#### Task input:

....................

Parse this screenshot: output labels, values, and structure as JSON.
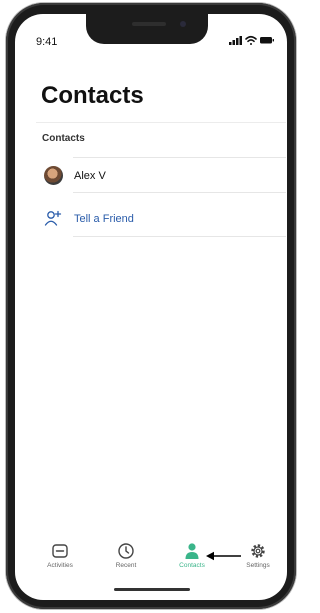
{
  "status_bar": {
    "time": "9:41"
  },
  "page": {
    "title": "Contacts"
  },
  "contacts": {
    "section_header": "Contacts",
    "items": [
      {
        "name": "Alex  V",
        "avatar": "profile-photo"
      }
    ],
    "invite_label": "Tell a Friend",
    "invite_icon": "add-person-icon"
  },
  "tab_bar": {
    "active": "Contacts",
    "active_color": "#3ab58a",
    "tabs": [
      {
        "label": "Activities",
        "icon": "activities-icon"
      },
      {
        "label": "Recent",
        "icon": "clock-icon"
      },
      {
        "label": "Contacts",
        "icon": "person-icon"
      },
      {
        "label": "Settings",
        "icon": "gear-icon"
      }
    ]
  },
  "annotation": {
    "icon": "arrow-left-icon"
  }
}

....................

#### What the task requires:
Quote the records in their entirety, keeping the wording exact and excluding pictures.

#### Exercise solution:
Parse this screenshot: output labels, values, and structure as JSON.
{
  "status_bar": {
    "time": "9:41"
  },
  "page": {
    "title": "Contacts"
  },
  "contacts": {
    "section_header": "Contacts",
    "items": [
      {
        "name": "Alex  V",
        "avatar": "profile-photo"
      }
    ],
    "invite_label": "Tell a Friend",
    "invite_icon": "add-person-icon"
  },
  "tab_bar": {
    "active": "Contacts",
    "active_color": "#3ab58a",
    "tabs": [
      {
        "label": "Activities",
        "icon": "activities-icon"
      },
      {
        "label": "Recent",
        "icon": "clock-icon"
      },
      {
        "label": "Contacts",
        "icon": "person-icon"
      },
      {
        "label": "Settings",
        "icon": "gear-icon"
      }
    ]
  },
  "annotation": {
    "icon": "arrow-left-icon"
  }
}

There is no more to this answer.